# START OF The records

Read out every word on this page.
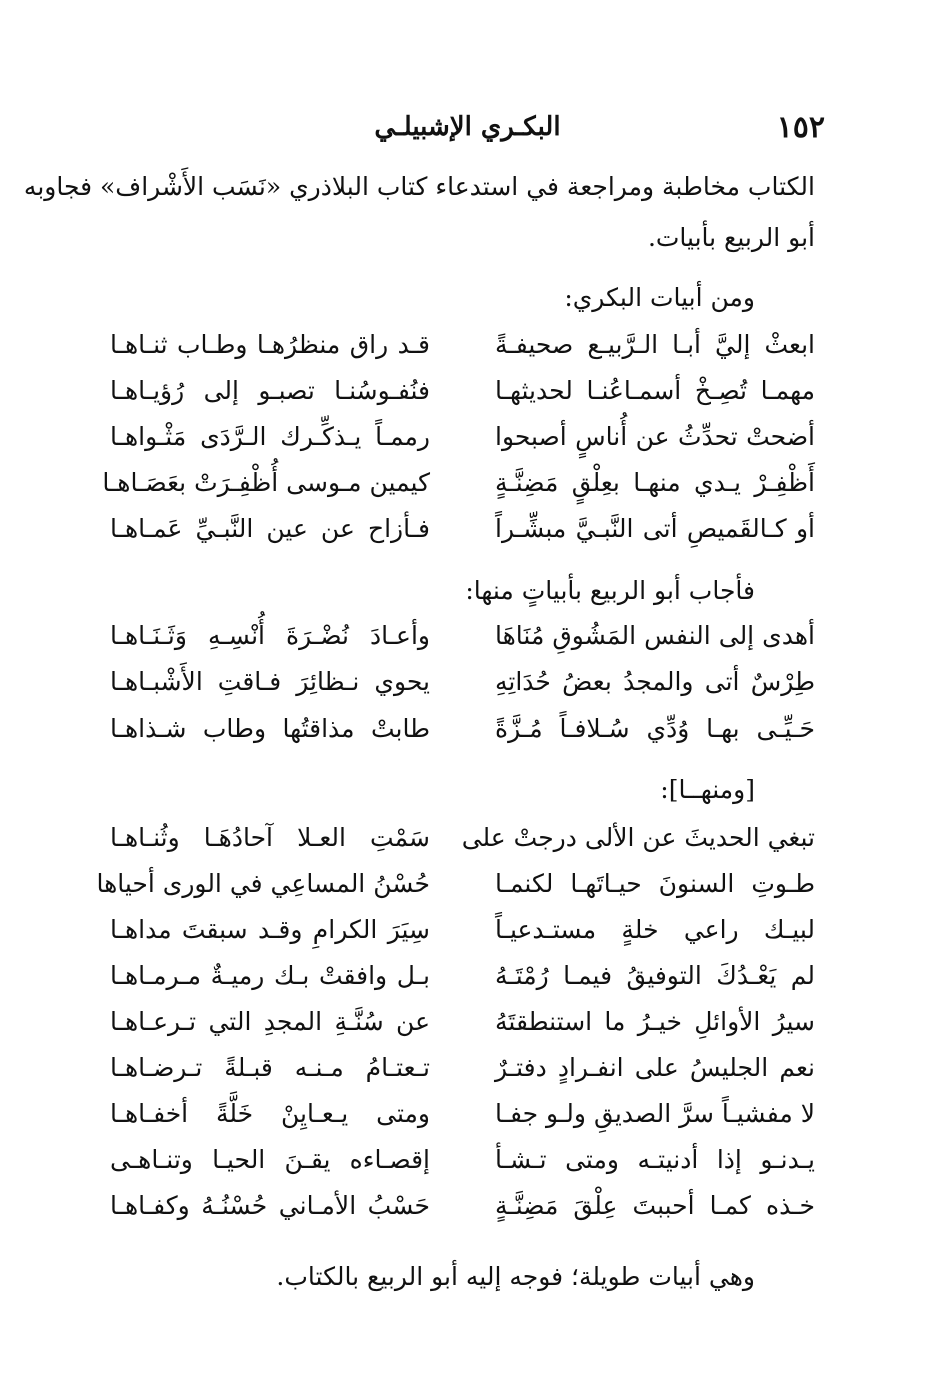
١٥٢
البكـري الإشبيلـي
الكتاب مخاطبة ومراجعة في استدعاء كتاب البلاذري «نَسَب الأَشْراف» فجاوبه
أبو الربيع بأبيات.
ومن أبيات البكري:
ابعثْ إليَّ أبـا الـرَّبيـع صحيفـةً
قـد راق منظرُهـا وطـاب ثنـاهـا
مهمـا تُصِـخْ أسمـاعُنـا لحديثهـا
فنُفـوسُنـا تصبـو إلى رُؤيـاهـا
أضحتْ تحدِّثُ عن أُناسٍ أصبحوا
رممـاً يـذكِّـرك الـرَّدَى مَثْـواهـا
أَظْفِـرْ يـدي منهـا بعِلْقٍ مَضِنَّـةٍ
كيمين مـوسى أُظْفِـرَتْ بعَصَـاهـا
أو كـالقَميصِ أتى النَّبـيَّ مبشِّـراً
فـأزاح عن عين النَّبـيِّ عَمـاهـا
فأجاب أبو الربيع بأبياتٍ منها:
أهدى إلى النفس المَشُوقِ مُنَاهَا
وأعـادَ نُضْـرَةَ أُنْسِـهِ وَثَـنَـاهـا
طِرْسٌ أتى والمجدُ بعضُ حُدَاتِهِ
يحوي نـظائِرَ فـاقتِ الأَشْبـاهـا
حَـيِّـى بهـا وُدِّي سُـلافـاً مُـزَّةً
طابتْ مذاقتُها وطاب شـذاهـا
[ومنهــا]:
تبغي الحديثَ عن الألى درجتْ على
سَمْتِ العـلا آحادُهَـا وثُنـاهـا
طـوتِ السنونَ حيـاتَهـا لكنمـا
حُسْنُ المساعِي في الورى أحياها
لبيـك راعي خلةٍ مستـدعيـاً
سِيَرَ الكرامِ وقـد سبقتَ مداهـا
لم يَعْـدُكَ التوفيقُ فيمـا رُمْتَـهُ
بـل وافقتْ بـك رميـةٌ مـرمـاهـا
سيرُ الأوائلِ خيـرُ ما استنطقتَهُ
عن سُنَّـةِ المجدِ التي تـرعـاهـا
نعم الجليسُ على انفـرادٍ دفتـرٌ
تـعتـامُ مـنـه قبـلةً تـرضـاهـا
لا مفشيـاً سرَّ الصديقِ ولـو جفـا
ومتى يـعـايِنْ خَلَّةً أخفـاهـا
يـدنـو إذا أدنيتـه ومتى تـشـأ
إقصـاءه يقـنَ الحيـا وتنـاهـى
خـذه كمـا أحببتَ عِلْقَ مَضِنَّـةٍ
حَسْبُ الأمـاني حُسْنُـهُ وكفـاهـا
وهي أبيات طويلة؛ فوجه إليه أبو الربيع بالكتاب.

# END OF The records

» Instruction:
State only the number of lines in these entries that contain "بأبيات".

» Response below:
2